SET PROBLEM A: Based on the article on population policy in Latin America, state whether each statement agrees with it: (i) the Rio de Janeiro meeting convened by ECLAC took place Jul. 15-17; (ii) the International Conference on Population and Development was held in Montevideo in 1994; (iii) Latin America's population grew from 167 million to 596 million over the last six decades. Answer yes or no for each, quoting the deciding words of the article.
SET PROBLEM B: Revise the article on population policy in Latin America by writing out everything from "Demographers and government representatives" down to "action to 2014.", replacing "Cairo" with "Geneva".
SET PROBLEM C: Extend the article on population and development in Latin America, beginning after its final sentence.

PAGE:
== == ==
Economics and Population Policies Go Hand In Hand in Latin America

Latin American demographers and government delegates analyse the region's population and development challenges in Rio de Janeiro. Credit: Fabiana Frayssinet/IPS

RIO DE JANEIRO, Jul 17 2013 (IPS) - Nearly 20 years after the landmark U.N. conference on population and development, the countries of Latin America have an opportunity to make headway with a new agenda on these issues, thanks to the favourable economic context that has made it possible to reduce social inequalities.

The situation in the region was debated at the preparatory meeting in Rio de Janeiro for the first session of the Regional Conference on Population and Development in Latin America and the Caribbean, to be held Aug. 12-15 in Montevideo under the auspices of two specialised United Nations agencies.

Demographers and government representatives from the region were convened by the Economic Commission for Latin America and the Caribbean (ECLAC) to a Jul. 15-17 meeting that took stock of pending challenges from the International Conference on Population and Development (ICPD), held in Cairo in September 1994, which approved a plan of action to 2014.

The current context of economic growth and improvements in income distribution opens an opportunity for progress in the elimination of socioeconomic imbalances and improvement in quality of life, says the basic document by the United Nations Population Fund (UNFPA).

Conference speaker Juan José Calvo, of the Uruguayan government’s population commission, agrees with this analysis of a Latin American population that over the last six decades has expanded from 167 million people to 596 million, according to 2010 figures.

“In the last 20 years we have seen extremely significant progress, in some cases giant strides, which does not mean that we do not still face big challenges, even in the same areas. In other words, we have lifted dozens upon dozens of Latin Americans out of poverty and extreme poverty, but that does not change the fact that it is still the main problem to be solved,” Calvo told IPS.

The ICPD programme of action recommended a set of interlinked quantitative goals, such as universal access to primary school education, with a special emphasis on girls; the promotion of health and reproductive rights, including family planning; the reduction of maternal and child mortality and morbidity rates; gender equality; and an increase in life expectancy.

In the framework of “sustainable development,” it took account of more general issues such as reduction of poverty and social, generational and ethnic inequalities.
== == ==
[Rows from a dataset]
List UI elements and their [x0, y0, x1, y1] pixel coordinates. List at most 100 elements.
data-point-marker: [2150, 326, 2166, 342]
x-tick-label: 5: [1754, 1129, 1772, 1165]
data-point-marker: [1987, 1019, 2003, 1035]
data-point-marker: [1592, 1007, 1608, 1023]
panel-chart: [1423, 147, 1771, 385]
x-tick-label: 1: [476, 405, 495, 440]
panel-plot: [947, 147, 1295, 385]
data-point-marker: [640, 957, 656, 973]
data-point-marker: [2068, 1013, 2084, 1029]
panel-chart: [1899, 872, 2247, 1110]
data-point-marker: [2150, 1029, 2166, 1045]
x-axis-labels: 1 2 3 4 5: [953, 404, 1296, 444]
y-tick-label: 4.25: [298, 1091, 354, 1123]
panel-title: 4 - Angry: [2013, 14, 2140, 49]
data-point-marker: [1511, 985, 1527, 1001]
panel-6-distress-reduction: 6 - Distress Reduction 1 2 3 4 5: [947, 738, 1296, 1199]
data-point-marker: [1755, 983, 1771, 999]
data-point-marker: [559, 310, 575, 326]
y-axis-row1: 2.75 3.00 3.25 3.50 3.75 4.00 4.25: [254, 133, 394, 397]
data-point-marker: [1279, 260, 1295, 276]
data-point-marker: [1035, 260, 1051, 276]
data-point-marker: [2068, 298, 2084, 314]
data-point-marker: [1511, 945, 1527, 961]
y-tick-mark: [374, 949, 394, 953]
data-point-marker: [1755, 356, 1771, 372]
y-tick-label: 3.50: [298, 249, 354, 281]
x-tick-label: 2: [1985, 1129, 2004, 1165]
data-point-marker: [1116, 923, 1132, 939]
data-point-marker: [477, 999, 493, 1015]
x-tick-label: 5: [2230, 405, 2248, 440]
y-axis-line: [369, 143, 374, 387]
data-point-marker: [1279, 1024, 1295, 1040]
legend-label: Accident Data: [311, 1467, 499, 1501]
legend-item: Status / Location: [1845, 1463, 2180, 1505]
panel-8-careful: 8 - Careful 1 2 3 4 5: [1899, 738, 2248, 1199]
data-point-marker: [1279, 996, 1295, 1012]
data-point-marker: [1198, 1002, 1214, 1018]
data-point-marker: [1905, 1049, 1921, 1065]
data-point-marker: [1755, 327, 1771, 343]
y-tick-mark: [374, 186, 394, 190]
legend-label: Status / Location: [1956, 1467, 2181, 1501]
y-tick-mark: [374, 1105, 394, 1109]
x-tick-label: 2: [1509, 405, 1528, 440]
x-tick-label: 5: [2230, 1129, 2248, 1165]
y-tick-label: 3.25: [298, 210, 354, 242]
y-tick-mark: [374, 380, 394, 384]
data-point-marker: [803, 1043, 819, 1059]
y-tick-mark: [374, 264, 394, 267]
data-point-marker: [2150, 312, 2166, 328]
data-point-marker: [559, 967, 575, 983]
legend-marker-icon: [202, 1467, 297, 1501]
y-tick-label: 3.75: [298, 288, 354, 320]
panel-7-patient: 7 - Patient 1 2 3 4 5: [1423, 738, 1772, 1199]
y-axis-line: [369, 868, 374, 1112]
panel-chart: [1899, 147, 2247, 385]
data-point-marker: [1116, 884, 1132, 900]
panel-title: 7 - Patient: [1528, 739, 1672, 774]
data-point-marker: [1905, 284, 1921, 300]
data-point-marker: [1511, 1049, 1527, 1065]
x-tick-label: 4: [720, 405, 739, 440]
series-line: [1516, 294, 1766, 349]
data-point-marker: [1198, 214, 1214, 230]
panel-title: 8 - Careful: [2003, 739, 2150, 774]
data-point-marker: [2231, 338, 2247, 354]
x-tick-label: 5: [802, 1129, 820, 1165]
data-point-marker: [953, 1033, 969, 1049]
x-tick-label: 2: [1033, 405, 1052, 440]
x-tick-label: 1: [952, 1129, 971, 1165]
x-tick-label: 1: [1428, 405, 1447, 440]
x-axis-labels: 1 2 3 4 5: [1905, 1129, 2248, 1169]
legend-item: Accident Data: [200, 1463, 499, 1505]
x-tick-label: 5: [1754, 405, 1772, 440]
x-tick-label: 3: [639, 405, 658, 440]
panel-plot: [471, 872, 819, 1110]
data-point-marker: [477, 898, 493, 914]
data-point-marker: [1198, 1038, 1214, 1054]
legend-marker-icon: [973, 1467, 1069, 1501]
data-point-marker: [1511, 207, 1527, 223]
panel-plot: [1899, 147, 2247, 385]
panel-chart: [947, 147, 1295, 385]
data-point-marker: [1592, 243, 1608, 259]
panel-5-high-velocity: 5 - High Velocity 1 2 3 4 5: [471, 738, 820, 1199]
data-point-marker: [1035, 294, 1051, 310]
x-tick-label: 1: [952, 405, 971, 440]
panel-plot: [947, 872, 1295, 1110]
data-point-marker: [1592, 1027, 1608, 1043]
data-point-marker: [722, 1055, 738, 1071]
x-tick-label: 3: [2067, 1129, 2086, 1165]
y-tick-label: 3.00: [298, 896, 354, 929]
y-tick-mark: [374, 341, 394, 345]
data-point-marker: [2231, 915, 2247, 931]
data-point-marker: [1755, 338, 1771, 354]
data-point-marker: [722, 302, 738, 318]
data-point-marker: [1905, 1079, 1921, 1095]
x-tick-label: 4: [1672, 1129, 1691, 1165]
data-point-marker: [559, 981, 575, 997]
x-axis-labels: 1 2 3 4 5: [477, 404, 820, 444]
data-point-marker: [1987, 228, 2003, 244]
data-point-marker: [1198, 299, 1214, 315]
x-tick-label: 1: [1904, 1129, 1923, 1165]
== == ==
OUTPUT A:
(i) Yes: "convened by the Economic Commission for Latin America and the Caribbean (ECLAC) to a Jul. 15-17 meeting"
(ii) No: "held in Cairo in September 1994"
(iii) Yes: "over the last six decades has expanded from 167 million people to 596 million"

OUTPUT B:
Demographers and government representatives from the region were convened by the Economic Commission for Latin America and the Caribbean (ECLAC) to a Jul. 15-17 meeting that took stock of pending challenges from the International Conference on Population and Development (ICPD), held in Geneva in September 1994, which approved a plan of action to 2014.

OUTPUT C:
In some countries these indicators improved, along with others that can help interrupt the cycle of inequality, like education. In Argentina, Chile and Uruguay, for instance, nearly all children and teens under 15 are in school, while on average in El Salvador, Guatemala, Honduras and Nicaragua, one-quarter of young people in that age range are out of the system, Calvo said.

Another stride forward was a rapid fall in fertility that began in the first half of the 20th century. Latin America and the Caribbean had some of the highest fertility rates in the world, at nearly six children per woman.

Four decades later, fertility in the region was below the world average of 2.9 children per woman, and in recent decades it has dropped to 2.17.

Since 1950, average life expectancy in Latin America and the Caribbean has increased by 23 years, to 75 years. During the same period, infant mortality plunged from 138 to 18 per 1,000 live births.

But these improvements are not evenly distributed among countries, regions or ethnic groups. “Latin America and the Caribbean remains the most unequal region on the planet, and that is probably its top priority challenge,” said Calvo.

“While we have made significant advances in most of the indicators that measure improvements in living conditions, there are still unacceptable gaps in sexual and reproductive health, poverty and education,” he added, referring, for example, to indigenous peoples.

Calvo said the basic problems could be traced back to the 1990s, when “the neoliberal governments that were predominant in the region gave up government planning as an instrument of public policies.”

At present, “several progressive governments have resumed planning, including demographic planning,” he said.

“Many have created social development ministries and institutes for young people and for women, for example, which are effective mechanisms for implementing more advanced regulatory frameworks,” he said.

However, not even these governments have been able to overcome internal conservative positions that hinder progress on issues like sexual and reproductive rights, regarded as “fundamental” by Brazilian demographer George Martine.

According to Elsa Bercó of Brazil, “fundamentalist” concepts blocked free discussion in Cairo of issues like sexual orientation, abortion and teenage pregnancy.

These issues “were not materialised in public policies or in the decisions of higher courts,” said Sonia Correa, the founder of the Brazilian women’s group SOS Corpo.

Martine told IPS that “In Cairo progress was made in terms of development, gender equity and reproductive rights, but not all of the agenda was discussed, and some touchier issues were left out of the debate for ideological reasons.”

He attributed this to “religious opposition, which is even capable of influencing governments whose own agenda is more progressive.”

Meanwhile, Magdalena Chu, the founder of the postgraduate course on Demography and Population at the Cayetano Heredia University in Peru, highlighted the region’s advances in sexual and reproductive rights.

“Nowadays there is more of a sense that people are free to plan their families, and to use this or that method of family planning,” she said. But she also blames conservative sectors for the fact that many governments have not been able to openly implement these policies.

Speakers at the meeting in Rio de Janeiro brought up other pending issues, like urbanisation processes and their consequences for the environment.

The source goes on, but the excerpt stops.